▶ **EXERCISE DATA**

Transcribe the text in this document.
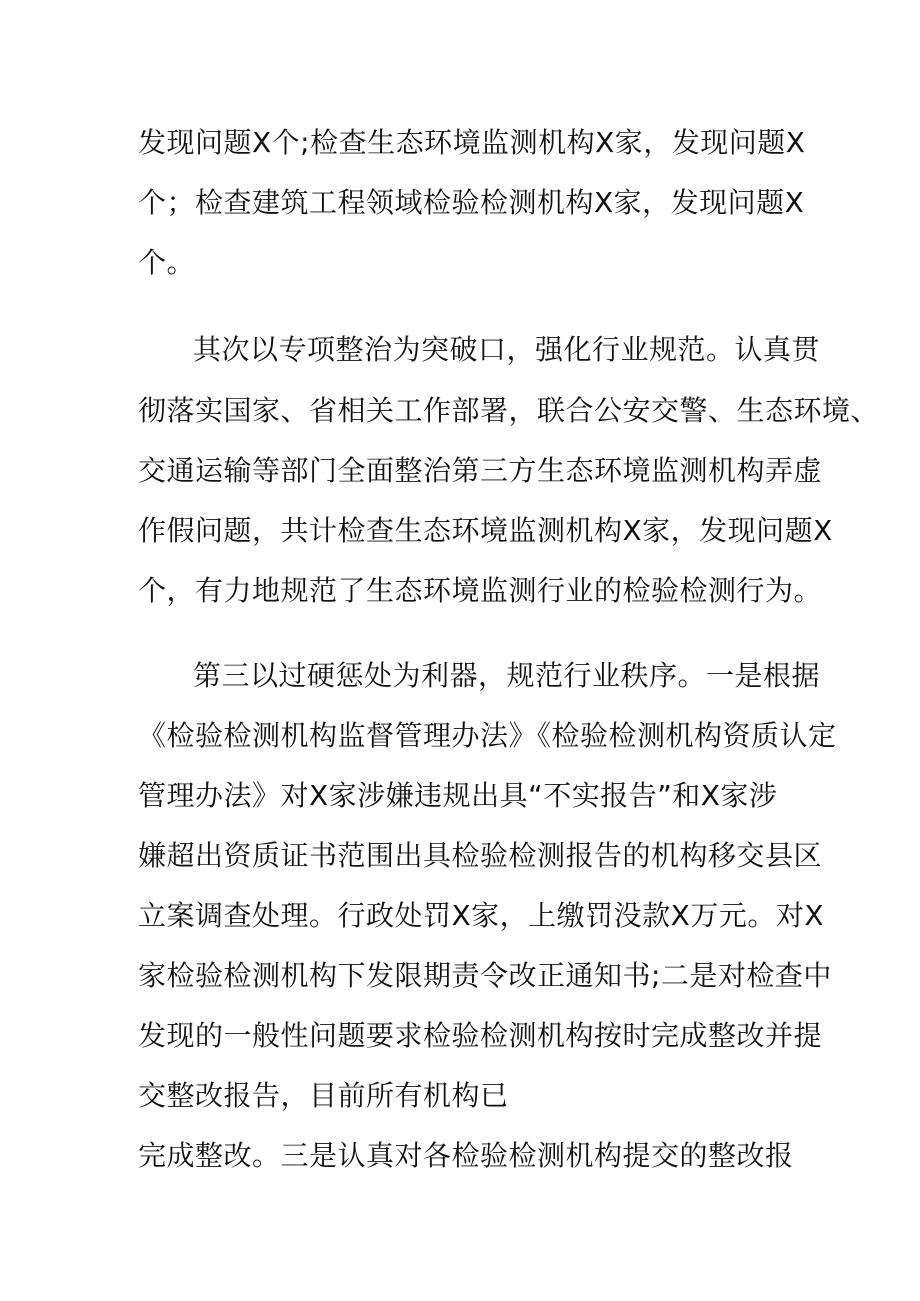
发现问题X个;检查生态环境监测机构X家，发现问题X
个；检查建筑工程领域检验检测机构X家，发现问题X
个。
其次以专项整治为突破口，强化行业规范。认真贯
彻落实国家、省相关工作部署，联合公安交警、生态环境、
交通运输等部门全面整治第三方生态环境监测机构弄虚
作假问题，共计检查生态环境监测机构X家，发现问题X
个，有力地规范了生态环境监测行业的检验检测行为。
第三以过硬惩处为利器，规范行业秩序。一是根据
《检验检测机构监督管理办法》《检验检测机构资质认定
管理办法》对X家涉嫌违规出具“不实报告”和X家涉
嫌超出资质证书范围出具检验检测报告的机构移交县区
立案调查处理。行政处罚X家，上缴罚没款X万元。对X
家检验检测机构下发限期责令改正通知书;二是对检查中
发现的一般性问题要求检验检测机构按时完成整改并提
交整改报告，目前所有机构已
完成整改。三是认真对各检验检测机构提交的整改报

▶ **DESCRIPTION OF THE TASK**
Omit the pictures and output all of the other material exactly.

▶ **RESULT**
Transcribe the text in this document.
发现问题X个;检查生态环境监测机构X家，发现问题X
个；检查建筑工程领域检验检测机构X家，发现问题X
个。
其次以专项整治为突破口，强化行业规范。认真贯
彻落实国家、省相关工作部署，联合公安交警、生态环境、
交通运输等部门全面整治第三方生态环境监测机构弄虚
作假问题，共计检查生态环境监测机构X家，发现问题X
个，有力地规范了生态环境监测行业的检验检测行为。
第三以过硬惩处为利器，规范行业秩序。一是根据
《检验检测机构监督管理办法》《检验检测机构资质认定
管理办法》对X家涉嫌违规出具“不实报告”和X家涉
嫌超出资质证书范围出具检验检测报告的机构移交县区
立案调查处理。行政处罚X家，上缴罚没款X万元。对X
家检验检测机构下发限期责令改正通知书;二是对检查中
发现的一般性问题要求检验检测机构按时完成整改并提
交整改报告，目前所有机构已
完成整改。三是认真对各检验检测机构提交的整改报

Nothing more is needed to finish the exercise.